EXERCISE PROMPT: Word for word, copy all the data and drop the pictures.

Stored data entries:
* * * * * * *
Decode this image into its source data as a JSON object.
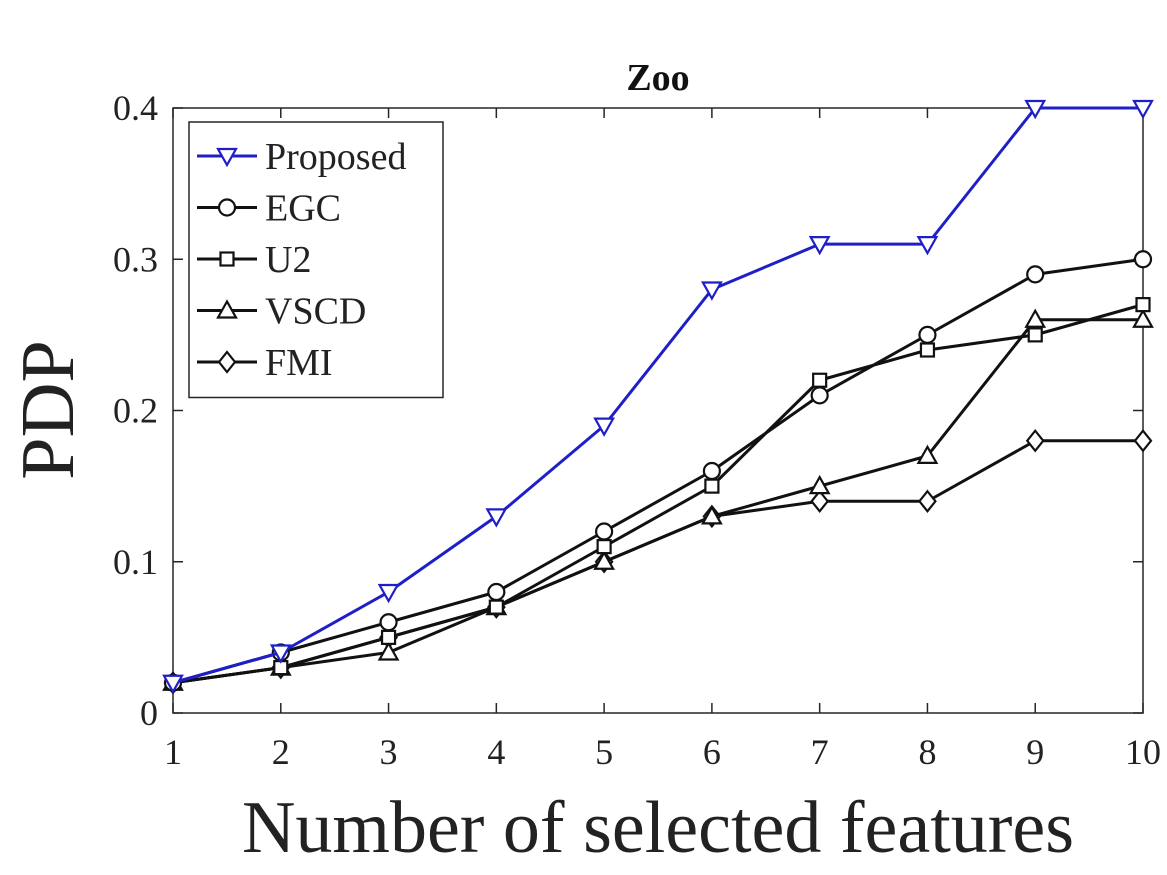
{
  "chart_data": {
    "type": "line",
    "title": "Zoo",
    "xlabel": "Number of selected features",
    "ylabel": "PDP",
    "x": [
      1,
      2,
      3,
      4,
      5,
      6,
      7,
      8,
      9,
      10
    ],
    "xlim": [
      1,
      10
    ],
    "ylim": [
      0,
      0.4
    ],
    "xticks": [
      1,
      2,
      3,
      4,
      5,
      6,
      7,
      8,
      9,
      10
    ],
    "xtick_labels": [
      "1",
      "2",
      "3",
      "4",
      "5",
      "6",
      "7",
      "8",
      "9",
      "10"
    ],
    "yticks": [
      0,
      0.1,
      0.2,
      0.3,
      0.4
    ],
    "ytick_labels": [
      "0",
      "0.1",
      "0.2",
      "0.3",
      "0.4"
    ],
    "grid": false,
    "legend_position": "top-left",
    "series": [
      {
        "name": "Proposed",
        "marker": "triangle-down",
        "color": "#1f1fc8",
        "values": [
          0.02,
          0.04,
          0.08,
          0.13,
          0.19,
          0.28,
          0.31,
          0.31,
          0.4,
          0.4
        ]
      },
      {
        "name": "EGC",
        "marker": "circle",
        "color": "#111111",
        "values": [
          0.02,
          0.04,
          0.06,
          0.08,
          0.12,
          0.16,
          0.21,
          0.25,
          0.29,
          0.3
        ]
      },
      {
        "name": "U2",
        "marker": "square",
        "color": "#111111",
        "values": [
          0.02,
          0.03,
          0.05,
          0.07,
          0.11,
          0.15,
          0.22,
          0.24,
          0.25,
          0.27
        ]
      },
      {
        "name": "VSCD",
        "marker": "triangle-up",
        "color": "#111111",
        "values": [
          0.02,
          0.03,
          0.04,
          0.07,
          0.1,
          0.13,
          0.15,
          0.17,
          0.26,
          0.26
        ]
      },
      {
        "name": "FMI",
        "marker": "diamond",
        "color": "#111111",
        "values": [
          0.02,
          0.03,
          0.05,
          0.07,
          0.1,
          0.13,
          0.14,
          0.14,
          0.18,
          0.18
        ]
      }
    ]
  }
}
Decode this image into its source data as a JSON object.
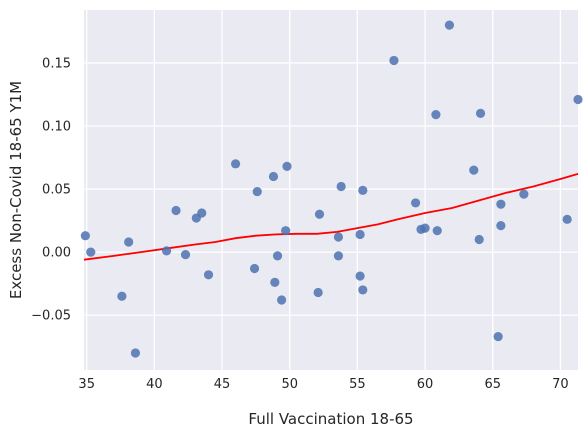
{
  "chart_data": {
    "type": "scatter",
    "xlabel": "Full Vaccination 18-65",
    "ylabel": "Excess Non-Covid 18-65 Y1M",
    "xlim": [
      34.8,
      71.3
    ],
    "ylim": [
      -0.0935,
      0.192
    ],
    "x_ticks": [
      35,
      40,
      45,
      50,
      55,
      60,
      65,
      70
    ],
    "y_ticks": [
      -0.05,
      0.0,
      0.05,
      0.1,
      0.15
    ],
    "x_tick_labels": [
      "35",
      "40",
      "45",
      "50",
      "55",
      "60",
      "65",
      "70"
    ],
    "y_tick_labels": [
      "−0.05",
      "0.00",
      "0.05",
      "0.10",
      "0.15"
    ],
    "grid": true,
    "colors": {
      "background": "#eaeaf2",
      "grid": "#ffffff",
      "points": "#4c72b0",
      "trend": "#ff0000"
    },
    "points": [
      {
        "x": 34.9,
        "y": 0.013
      },
      {
        "x": 35.3,
        "y": 0.0
      },
      {
        "x": 37.6,
        "y": -0.035
      },
      {
        "x": 38.1,
        "y": 0.008
      },
      {
        "x": 38.6,
        "y": -0.08
      },
      {
        "x": 40.9,
        "y": 0.001
      },
      {
        "x": 41.6,
        "y": 0.033
      },
      {
        "x": 42.3,
        "y": -0.002
      },
      {
        "x": 43.1,
        "y": 0.027
      },
      {
        "x": 43.5,
        "y": 0.031
      },
      {
        "x": 44.0,
        "y": -0.018
      },
      {
        "x": 46.0,
        "y": 0.07
      },
      {
        "x": 47.4,
        "y": -0.013
      },
      {
        "x": 47.6,
        "y": 0.048
      },
      {
        "x": 48.8,
        "y": 0.06
      },
      {
        "x": 48.9,
        "y": -0.024
      },
      {
        "x": 49.1,
        "y": -0.003
      },
      {
        "x": 49.4,
        "y": -0.038
      },
      {
        "x": 49.7,
        "y": 0.017
      },
      {
        "x": 49.8,
        "y": 0.068
      },
      {
        "x": 52.1,
        "y": -0.032
      },
      {
        "x": 52.2,
        "y": 0.03
      },
      {
        "x": 53.6,
        "y": 0.012
      },
      {
        "x": 53.6,
        "y": -0.003
      },
      {
        "x": 53.8,
        "y": 0.052
      },
      {
        "x": 55.2,
        "y": 0.014
      },
      {
        "x": 55.2,
        "y": -0.019
      },
      {
        "x": 55.4,
        "y": 0.049
      },
      {
        "x": 55.4,
        "y": -0.03
      },
      {
        "x": 57.7,
        "y": 0.152
      },
      {
        "x": 59.3,
        "y": 0.039
      },
      {
        "x": 59.7,
        "y": 0.018
      },
      {
        "x": 60.0,
        "y": 0.019
      },
      {
        "x": 60.8,
        "y": 0.109
      },
      {
        "x": 60.9,
        "y": 0.017
      },
      {
        "x": 61.8,
        "y": 0.18
      },
      {
        "x": 63.6,
        "y": 0.065
      },
      {
        "x": 64.0,
        "y": 0.01
      },
      {
        "x": 64.1,
        "y": 0.11
      },
      {
        "x": 65.4,
        "y": -0.067
      },
      {
        "x": 65.6,
        "y": 0.038
      },
      {
        "x": 65.6,
        "y": 0.021
      },
      {
        "x": 67.3,
        "y": 0.046
      },
      {
        "x": 70.5,
        "y": 0.026
      },
      {
        "x": 71.3,
        "y": 0.121
      }
    ],
    "trend_line": {
      "x": [
        34.8,
        37.0,
        39.0,
        41.0,
        43.0,
        44.5,
        46.0,
        47.5,
        49.0,
        50.5,
        52.0,
        53.5,
        55.0,
        56.5,
        58.0,
        60.0,
        62.0,
        64.0,
        66.0,
        68.0,
        70.0,
        71.3
      ],
      "y": [
        -0.006,
        -0.003,
        0.0,
        0.003,
        0.006,
        0.008,
        0.011,
        0.013,
        0.014,
        0.0145,
        0.0145,
        0.016,
        0.019,
        0.022,
        0.026,
        0.031,
        0.035,
        0.041,
        0.047,
        0.052,
        0.058,
        0.062
      ]
    }
  }
}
* * * * * * *
WRITTEN ANSWER:
Decode this image into its source data as a JSON object.
{
  "chart_data": {
    "type": "line",
    "title": "Zoo",
    "xlabel": "Number of selected features",
    "ylabel": "PDP",
    "x": [
      1,
      2,
      3,
      4,
      5,
      6,
      7,
      8,
      9,
      10
    ],
    "xlim": [
      1,
      10
    ],
    "ylim": [
      0,
      0.4
    ],
    "xticks": [
      1,
      2,
      3,
      4,
      5,
      6,
      7,
      8,
      9,
      10
    ],
    "xtick_labels": [
      "1",
      "2",
      "3",
      "4",
      "5",
      "6",
      "7",
      "8",
      "9",
      "10"
    ],
    "yticks": [
      0,
      0.1,
      0.2,
      0.3,
      0.4
    ],
    "ytick_labels": [
      "0",
      "0.1",
      "0.2",
      "0.3",
      "0.4"
    ],
    "grid": false,
    "legend_position": "top-left",
    "series": [
      {
        "name": "Proposed",
        "marker": "triangle-down",
        "color": "#1f1fc8",
        "values": [
          0.02,
          0.04,
          0.08,
          0.13,
          0.19,
          0.28,
          0.31,
          0.31,
          0.4,
          0.4
        ]
      },
      {
        "name": "EGC",
        "marker": "circle",
        "color": "#111111",
        "values": [
          0.02,
          0.04,
          0.06,
          0.08,
          0.12,
          0.16,
          0.21,
          0.25,
          0.29,
          0.3
        ]
      },
      {
        "name": "U2",
        "marker": "square",
        "color": "#111111",
        "values": [
          0.02,
          0.03,
          0.05,
          0.07,
          0.11,
          0.15,
          0.22,
          0.24,
          0.25,
          0.27
        ]
      },
      {
        "name": "VSCD",
        "marker": "triangle-up",
        "color": "#111111",
        "values": [
          0.02,
          0.03,
          0.04,
          0.07,
          0.1,
          0.13,
          0.15,
          0.17,
          0.26,
          0.26
        ]
      },
      {
        "name": "FMI",
        "marker": "diamond",
        "color": "#111111",
        "values": [
          0.02,
          0.03,
          0.05,
          0.07,
          0.1,
          0.13,
          0.14,
          0.14,
          0.18,
          0.18
        ]
      }
    ]
  }
}
Decode this image into its source data as a JSON object.
{
  "chart_data": {
    "type": "scatter",
    "xlabel": "Full Vaccination 18-65",
    "ylabel": "Excess Non-Covid 18-65 Y1M",
    "xlim": [
      34.8,
      71.3
    ],
    "ylim": [
      -0.0935,
      0.192
    ],
    "x_ticks": [
      35,
      40,
      45,
      50,
      55,
      60,
      65,
      70
    ],
    "y_ticks": [
      -0.05,
      0.0,
      0.05,
      0.1,
      0.15
    ],
    "x_tick_labels": [
      "35",
      "40",
      "45",
      "50",
      "55",
      "60",
      "65",
      "70"
    ],
    "y_tick_labels": [
      "−0.05",
      "0.00",
      "0.05",
      "0.10",
      "0.15"
    ],
    "grid": true,
    "colors": {
      "background": "#eaeaf2",
      "grid": "#ffffff",
      "points": "#4c72b0",
      "trend": "#ff0000"
    },
    "points": [
      {
        "x": 34.9,
        "y": 0.013
      },
      {
        "x": 35.3,
        "y": 0.0
      },
      {
        "x": 37.6,
        "y": -0.035
      },
      {
        "x": 38.1,
        "y": 0.008
      },
      {
        "x": 38.6,
        "y": -0.08
      },
      {
        "x": 40.9,
        "y": 0.001
      },
      {
        "x": 41.6,
        "y": 0.033
      },
      {
        "x": 42.3,
        "y": -0.002
      },
      {
        "x": 43.1,
        "y": 0.027
      },
      {
        "x": 43.5,
        "y": 0.031
      },
      {
        "x": 44.0,
        "y": -0.018
      },
      {
        "x": 46.0,
        "y": 0.07
      },
      {
        "x": 47.4,
        "y": -0.013
      },
      {
        "x": 47.6,
        "y": 0.048
      },
      {
        "x": 48.8,
        "y": 0.06
      },
      {
        "x": 48.9,
        "y": -0.024
      },
      {
        "x": 49.1,
        "y": -0.003
      },
      {
        "x": 49.4,
        "y": -0.038
      },
      {
        "x": 49.7,
        "y": 0.017
      },
      {
        "x": 49.8,
        "y": 0.068
      },
      {
        "x": 52.1,
        "y": -0.032
      },
      {
        "x": 52.2,
        "y": 0.03
      },
      {
        "x": 53.6,
        "y": 0.012
      },
      {
        "x": 53.6,
        "y": -0.003
      },
      {
        "x": 53.8,
        "y": 0.052
      },
      {
        "x": 55.2,
        "y": 0.014
      },
      {
        "x": 55.2,
        "y": -0.019
      },
      {
        "x": 55.4,
        "y": 0.049
      },
      {
        "x": 55.4,
        "y": -0.03
      },
      {
        "x": 57.7,
        "y": 0.152
      },
      {
        "x": 59.3,
        "y": 0.039
      },
      {
        "x": 59.7,
        "y": 0.018
      },
      {
        "x": 60.0,
        "y": 0.019
      },
      {
        "x": 60.8,
        "y": 0.109
      },
      {
        "x": 60.9,
        "y": 0.017
      },
      {
        "x": 61.8,
        "y": 0.18
      },
      {
        "x": 63.6,
        "y": 0.065
      },
      {
        "x": 64.0,
        "y": 0.01
      },
      {
        "x": 64.1,
        "y": 0.11
      },
      {
        "x": 65.4,
        "y": -0.067
      },
      {
        "x": 65.6,
        "y": 0.038
      },
      {
        "x": 65.6,
        "y": 0.021
      },
      {
        "x": 67.3,
        "y": 0.046
      },
      {
        "x": 70.5,
        "y": 0.026
      },
      {
        "x": 71.3,
        "y": 0.121
      }
    ],
    "trend_line": {
      "x": [
        34.8,
        37.0,
        39.0,
        41.0,
        43.0,
        44.5,
        46.0,
        47.5,
        49.0,
        50.5,
        52.0,
        53.5,
        55.0,
        56.5,
        58.0,
        60.0,
        62.0,
        64.0,
        66.0,
        68.0,
        70.0,
        71.3
      ],
      "y": [
        -0.006,
        -0.003,
        0.0,
        0.003,
        0.006,
        0.008,
        0.011,
        0.013,
        0.014,
        0.0145,
        0.0145,
        0.016,
        0.019,
        0.022,
        0.026,
        0.031,
        0.035,
        0.041,
        0.047,
        0.052,
        0.058,
        0.062
      ]
    }
  }
}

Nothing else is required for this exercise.